Stored data:
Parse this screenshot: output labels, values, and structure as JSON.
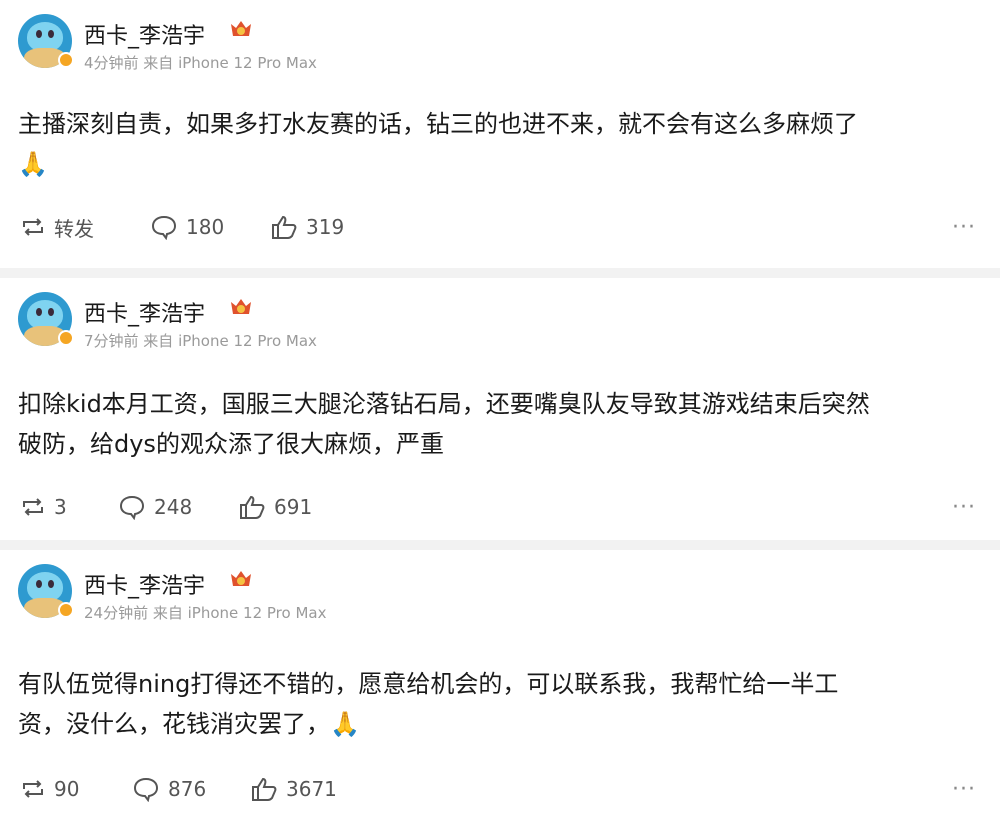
{
  "posts": [
    {
      "name": "西卡_李浩宇",
      "meta": "4分钟前 来自 iPhone 12 Pro Max",
      "text_lines": [
        "主播深刻自责，如果多打水友赛的话，钻三的也进不来，就不会有这么多麻烦了",
        "🙏"
      ],
      "repost": "转发",
      "comments": "180",
      "likes": "319"
    },
    {
      "name": "西卡_李浩宇",
      "meta": "7分钟前 来自 iPhone 12 Pro Max",
      "text_lines": [
        "扣除kid本月工资，国服三大腿沦落钻石局，还要嘴臭队友导致其游戏结束后突然",
        "破防，给dys的观众添了很大麻烦，严重"
      ],
      "repost": "3",
      "comments": "248",
      "likes": "691"
    },
    {
      "name": "西卡_李浩宇",
      "meta": "24分钟前 来自 iPhone 12 Pro Max",
      "text_lines": [
        "有队伍觉得ning打得还不错的，愿意给机会的，可以联系我，我帮忙给一半工",
        "资，没什么，花钱消灾罢了，🙏"
      ],
      "repost": "90",
      "comments": "876",
      "likes": "3671"
    }
  ],
  "more_label": "···",
  "colors": {
    "background": "#f2f2f2",
    "card": "#ffffff",
    "meta": "#9a9a9a",
    "verified": "#f5a623",
    "medal": "#e0522d"
  },
  "icons": {
    "repost": "repost-icon",
    "comment": "comment-icon",
    "like": "like-icon",
    "medal": "member-medal-icon",
    "verified": "verified-badge-icon",
    "pray": "pray-emoji"
  }
}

# TASK
Transcribe each line above verbatim, with the pictures left out.

# FINISHED ANSWER
Parse this screenshot: output labels, values, and structure as JSON.
{
  "posts": [
    {
      "name": "西卡_李浩宇",
      "meta": "4分钟前 来自 iPhone 12 Pro Max",
      "text_lines": [
        "主播深刻自责，如果多打水友赛的话，钻三的也进不来，就不会有这么多麻烦了",
        "🙏"
      ],
      "repost": "转发",
      "comments": "180",
      "likes": "319"
    },
    {
      "name": "西卡_李浩宇",
      "meta": "7分钟前 来自 iPhone 12 Pro Max",
      "text_lines": [
        "扣除kid本月工资，国服三大腿沦落钻石局，还要嘴臭队友导致其游戏结束后突然",
        "破防，给dys的观众添了很大麻烦，严重"
      ],
      "repost": "3",
      "comments": "248",
      "likes": "691"
    },
    {
      "name": "西卡_李浩宇",
      "meta": "24分钟前 来自 iPhone 12 Pro Max",
      "text_lines": [
        "有队伍觉得ning打得还不错的，愿意给机会的，可以联系我，我帮忙给一半工",
        "资，没什么，花钱消灾罢了，🙏"
      ],
      "repost": "90",
      "comments": "876",
      "likes": "3671"
    }
  ],
  "more_label": "···",
  "colors": {
    "background": "#f2f2f2",
    "card": "#ffffff",
    "meta": "#9a9a9a",
    "verified": "#f5a623",
    "medal": "#e0522d"
  },
  "icons": {
    "repost": "repost-icon",
    "comment": "comment-icon",
    "like": "like-icon",
    "medal": "member-medal-icon",
    "verified": "verified-badge-icon",
    "pray": "pray-emoji"
  }
}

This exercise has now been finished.